● **Set exercise**
All of the data should be repeated exactly; pictures are not part of the copy.

□ □ □ □

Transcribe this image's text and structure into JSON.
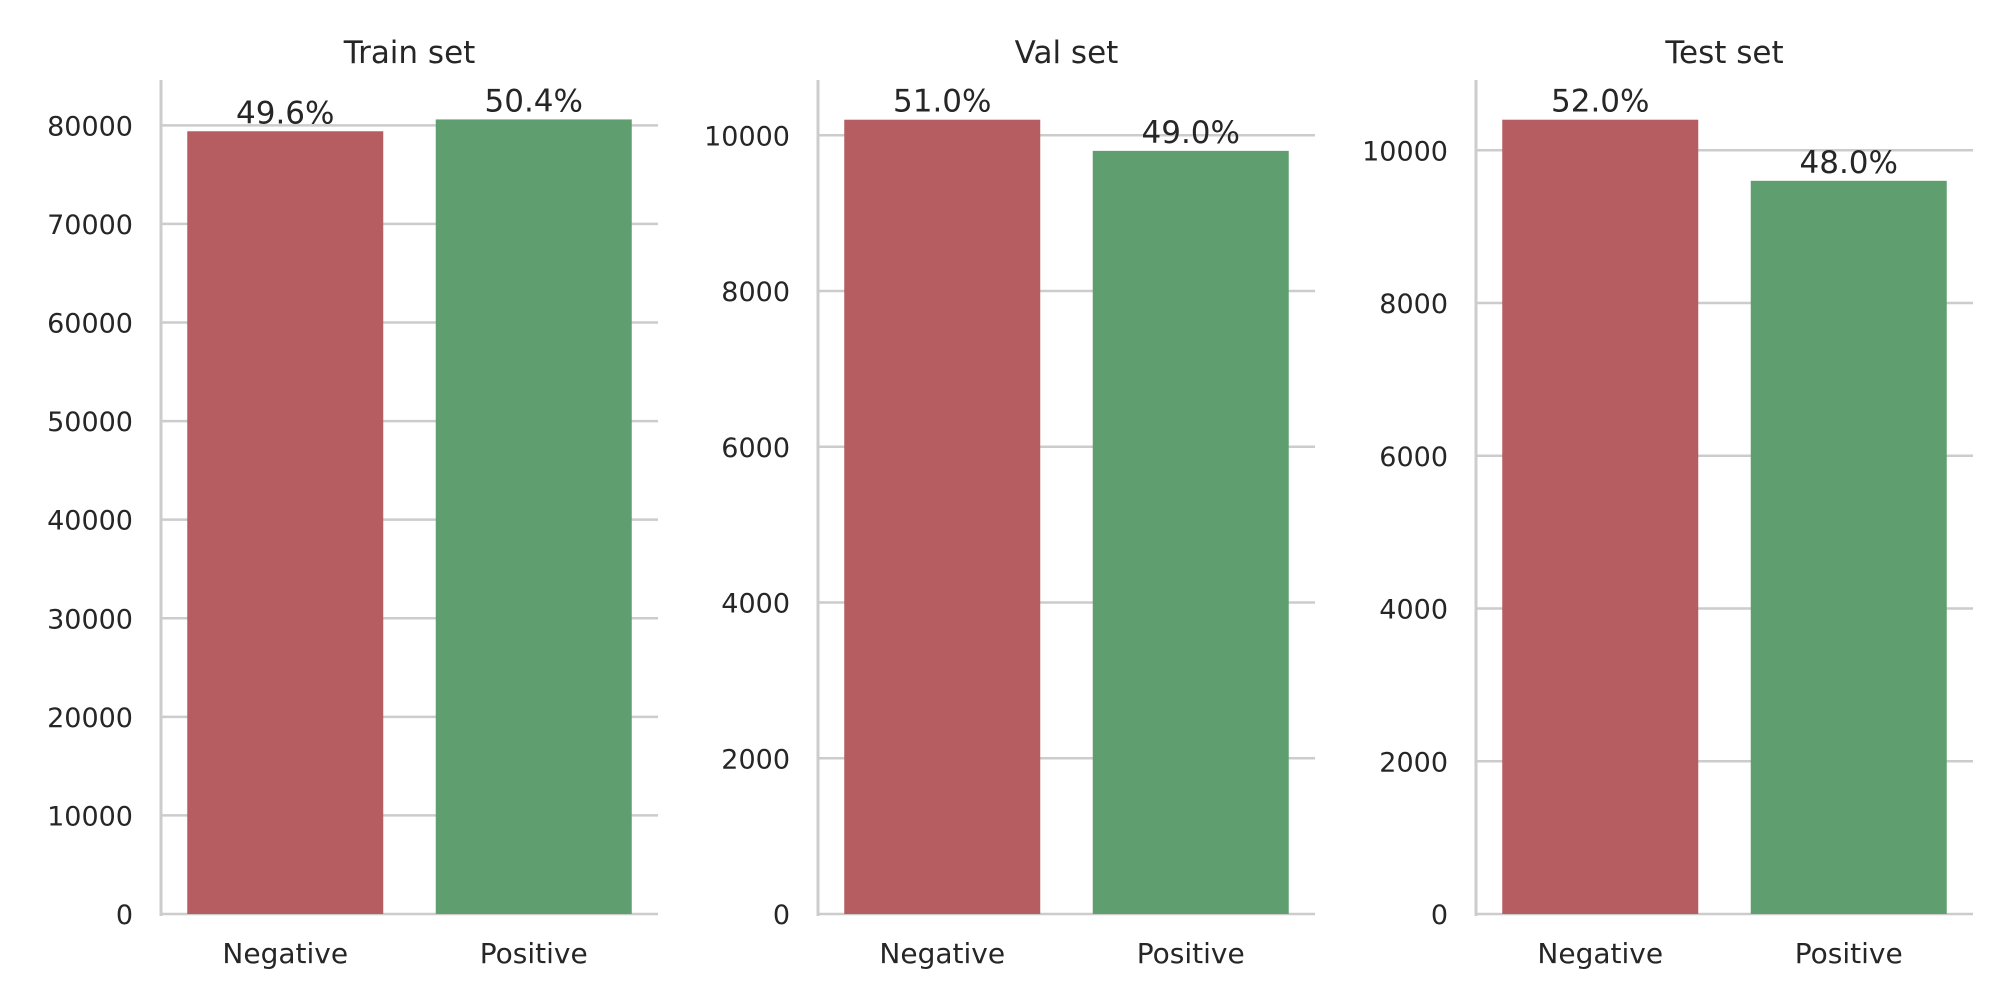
{
  "colors": {
    "negative": "#b55d60",
    "positive": "#5f9e6e",
    "grid": "#cccccc",
    "text": "#262626"
  },
  "chart_data": [
    {
      "type": "bar",
      "title": "Train set",
      "categories": [
        "Negative",
        "Positive"
      ],
      "values": [
        79400,
        80600
      ],
      "data_labels": [
        "49.6%",
        "50.4%"
      ],
      "yticks": [
        0,
        10000,
        20000,
        30000,
        40000,
        50000,
        60000,
        70000,
        80000
      ],
      "ylim": [
        0,
        84600
      ],
      "grid": "horizontal",
      "xlabel": "",
      "ylabel": ""
    },
    {
      "type": "bar",
      "title": "Val set",
      "categories": [
        "Negative",
        "Positive"
      ],
      "values": [
        10200,
        9800
      ],
      "data_labels": [
        "51.0%",
        "49.0%"
      ],
      "yticks": [
        0,
        2000,
        4000,
        6000,
        8000,
        10000
      ],
      "ylim": [
        0,
        10710
      ],
      "grid": "horizontal",
      "xlabel": "",
      "ylabel": ""
    },
    {
      "type": "bar",
      "title": "Test set",
      "categories": [
        "Negative",
        "Positive"
      ],
      "values": [
        10400,
        9600
      ],
      "data_labels": [
        "52.0%",
        "48.0%"
      ],
      "yticks": [
        0,
        2000,
        4000,
        6000,
        8000,
        10000
      ],
      "ylim": [
        0,
        10920
      ],
      "grid": "horizontal",
      "xlabel": "",
      "ylabel": ""
    }
  ]
}
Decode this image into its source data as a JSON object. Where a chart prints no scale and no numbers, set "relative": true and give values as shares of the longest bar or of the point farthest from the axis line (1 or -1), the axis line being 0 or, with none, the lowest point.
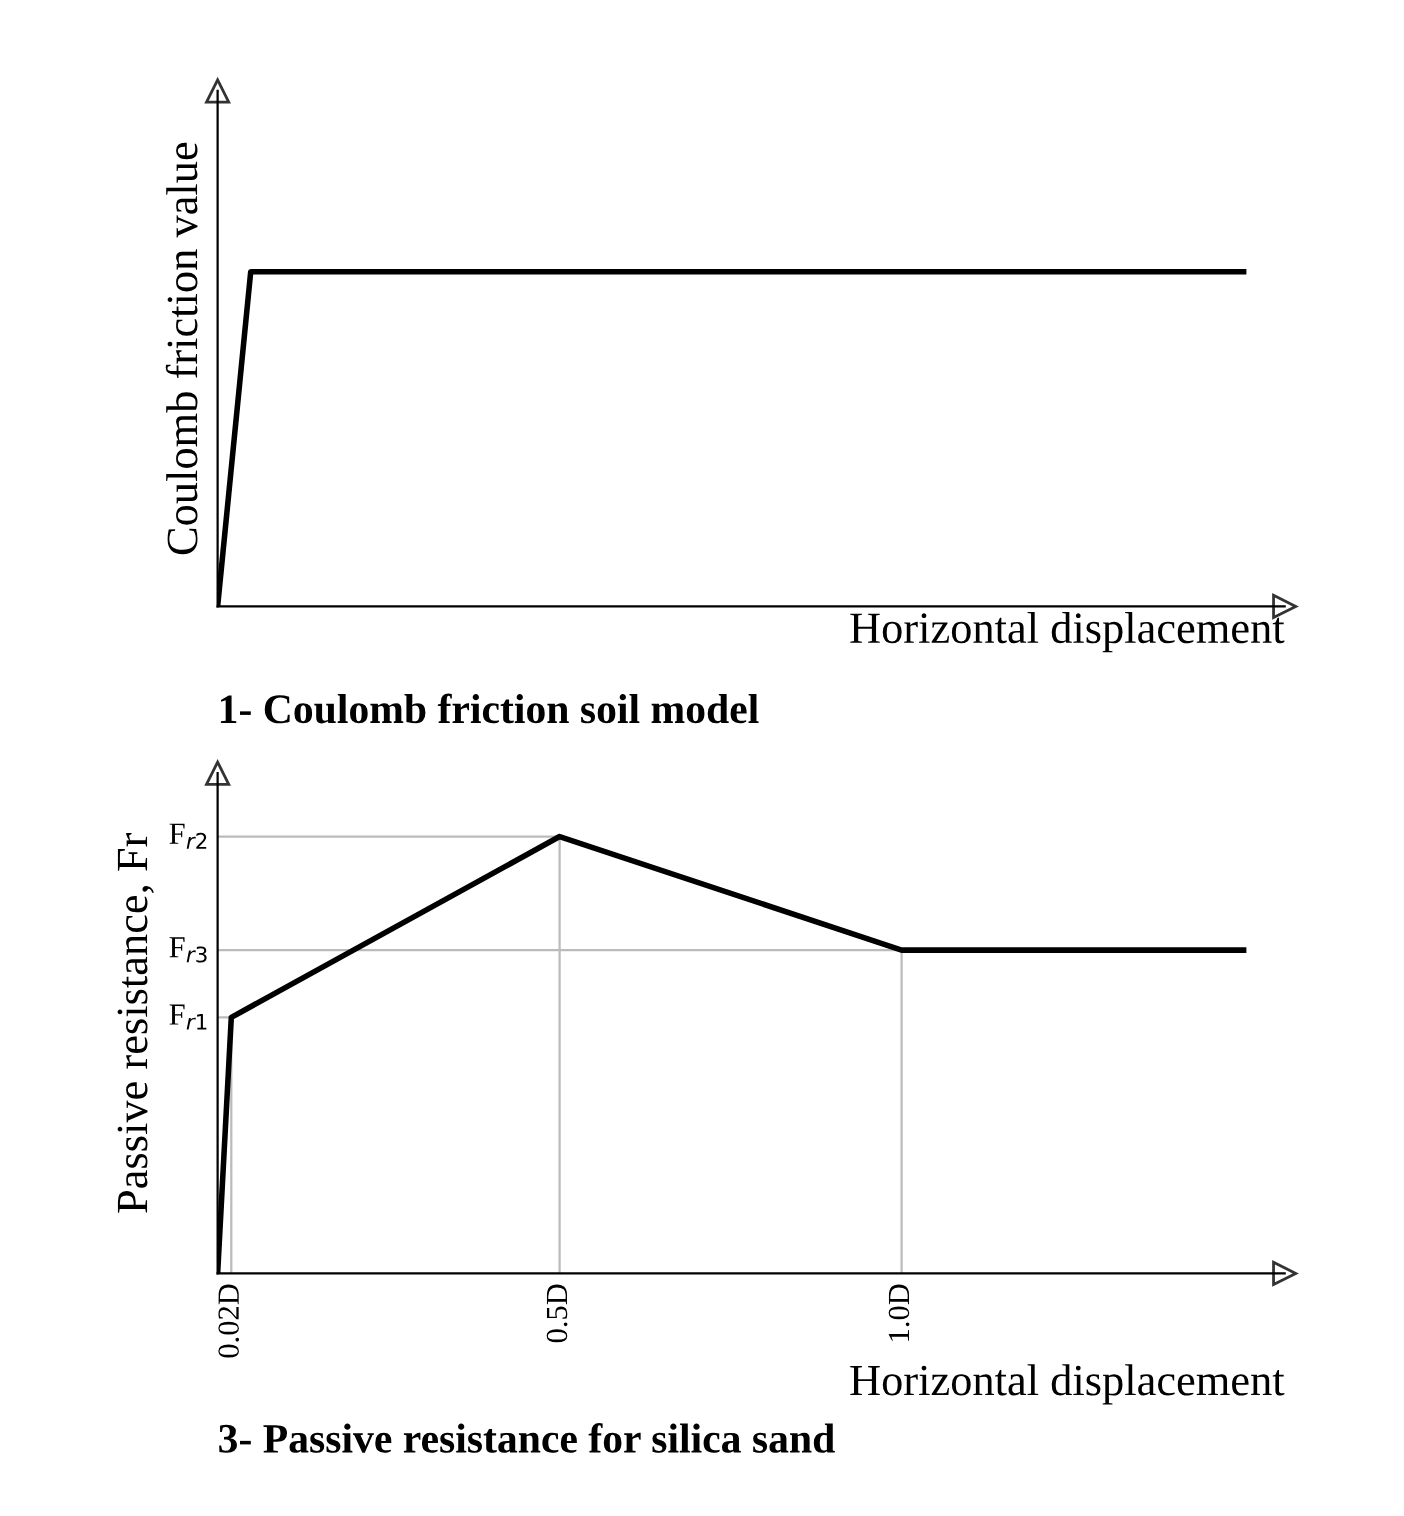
{
  "chart_data": [
    {
      "type": "line",
      "relative": true,
      "xlabel": "Horizontal displacement",
      "ylabel": "Coulomb friction value",
      "title": "1- Coulomb friction soil model",
      "categories": [
        null,
        null,
        null,
        null,
        null,
        null,
        null,
        null,
        null,
        null,
        null,
        null,
        null,
        null,
        null,
        null,
        null,
        null,
        null,
        null,
        null,
        null,
        null,
        null,
        null,
        null,
        null,
        null,
        null,
        null,
        null,
        null
      ],
      "values": [
        0,
        1,
        1,
        1,
        1,
        1,
        1,
        1,
        1,
        1,
        1,
        1,
        1,
        1,
        1,
        1,
        1,
        1,
        1,
        1,
        1,
        1,
        1,
        1,
        1,
        1,
        1,
        1,
        1,
        1,
        1,
        1
      ],
      "color": "#000000",
      "tick_labels": false,
      "marker": "none",
      "line_style": "solid"
    },
    {
      "type": "line",
      "relative": true,
      "xlabel": "Horizontal displacement",
      "ylabel": "Passive resistance, Fr",
      "title": "3- Passive resistance for silica sand",
      "x": [
        0,
        0.02,
        0.5,
        1.0,
        1.5
      ],
      "values": [
        0,
        0.586,
        1,
        0.74,
        0.74
      ],
      "color": "#000000",
      "xlim": [
        0,
        1.56
      ],
      "xticks": [
        {
          "value": 0.02,
          "label": "0.02D"
        },
        {
          "value": 0.5,
          "label": "0.5D"
        },
        {
          "value": 1.0,
          "label": "1.0D"
        }
      ],
      "annotations": [
        {
          "text": "F$_{r2}$",
          "x": 0.5,
          "y": 1
        },
        {
          "text": "F$_{r3}$",
          "x": 1.0,
          "y": 0.74
        },
        {
          "text": "F$_{r1}$",
          "x": 0.02,
          "y": 0.586
        }
      ],
      "grid": "x",
      "marker": "none",
      "line_style": "solid"
    }
  ]
}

□ □ □ □

● **Reply to the exercise**
Transcribe this image's text and structure into JSON.
{
  "colors": {
    "negative": "#b55d60",
    "positive": "#5f9e6e",
    "grid": "#cccccc",
    "text": "#262626"
  },
  "chart_data": [
    {
      "type": "bar",
      "title": "Train set",
      "categories": [
        "Negative",
        "Positive"
      ],
      "values": [
        79400,
        80600
      ],
      "data_labels": [
        "49.6%",
        "50.4%"
      ],
      "yticks": [
        0,
        10000,
        20000,
        30000,
        40000,
        50000,
        60000,
        70000,
        80000
      ],
      "ylim": [
        0,
        84600
      ],
      "grid": "horizontal",
      "xlabel": "",
      "ylabel": ""
    },
    {
      "type": "bar",
      "title": "Val set",
      "categories": [
        "Negative",
        "Positive"
      ],
      "values": [
        10200,
        9800
      ],
      "data_labels": [
        "51.0%",
        "49.0%"
      ],
      "yticks": [
        0,
        2000,
        4000,
        6000,
        8000,
        10000
      ],
      "ylim": [
        0,
        10710
      ],
      "grid": "horizontal",
      "xlabel": "",
      "ylabel": ""
    },
    {
      "type": "bar",
      "title": "Test set",
      "categories": [
        "Negative",
        "Positive"
      ],
      "values": [
        10400,
        9600
      ],
      "data_labels": [
        "52.0%",
        "48.0%"
      ],
      "yticks": [
        0,
        2000,
        4000,
        6000,
        8000,
        10000
      ],
      "ylim": [
        0,
        10920
      ],
      "grid": "horizontal",
      "xlabel": "",
      "ylabel": ""
    }
  ]
}
Decode this image into its source data as a JSON object. Where a chart prints no scale and no numbers, set "relative": true and give values as shares of the longest bar or of the point farthest from the axis line (1 or -1), the axis line being 0 or, with none, the lowest point.
{
  "chart_data": [
    {
      "type": "line",
      "relative": true,
      "xlabel": "Horizontal displacement",
      "ylabel": "Coulomb friction value",
      "title": "1- Coulomb friction soil model",
      "categories": [
        null,
        null,
        null,
        null,
        null,
        null,
        null,
        null,
        null,
        null,
        null,
        null,
        null,
        null,
        null,
        null,
        null,
        null,
        null,
        null,
        null,
        null,
        null,
        null,
        null,
        null,
        null,
        null,
        null,
        null,
        null,
        null
      ],
      "values": [
        0,
        1,
        1,
        1,
        1,
        1,
        1,
        1,
        1,
        1,
        1,
        1,
        1,
        1,
        1,
        1,
        1,
        1,
        1,
        1,
        1,
        1,
        1,
        1,
        1,
        1,
        1,
        1,
        1,
        1,
        1,
        1
      ],
      "color": "#000000",
      "tick_labels": false,
      "marker": "none",
      "line_style": "solid"
    },
    {
      "type": "line",
      "relative": true,
      "xlabel": "Horizontal displacement",
      "ylabel": "Passive resistance, Fr",
      "title": "3- Passive resistance for silica sand",
      "x": [
        0,
        0.02,
        0.5,
        1.0,
        1.5
      ],
      "values": [
        0,
        0.586,
        1,
        0.74,
        0.74
      ],
      "color": "#000000",
      "xlim": [
        0,
        1.56
      ],
      "xticks": [
        {
          "value": 0.02,
          "label": "0.02D"
        },
        {
          "value": 0.5,
          "label": "0.5D"
        },
        {
          "value": 1.0,
          "label": "1.0D"
        }
      ],
      "annotations": [
        {
          "text": "F$_{r2}$",
          "x": 0.5,
          "y": 1
        },
        {
          "text": "F$_{r3}$",
          "x": 1.0,
          "y": 0.74
        },
        {
          "text": "F$_{r1}$",
          "x": 0.02,
          "y": 0.586
        }
      ],
      "grid": "x",
      "marker": "none",
      "line_style": "solid"
    }
  ]
}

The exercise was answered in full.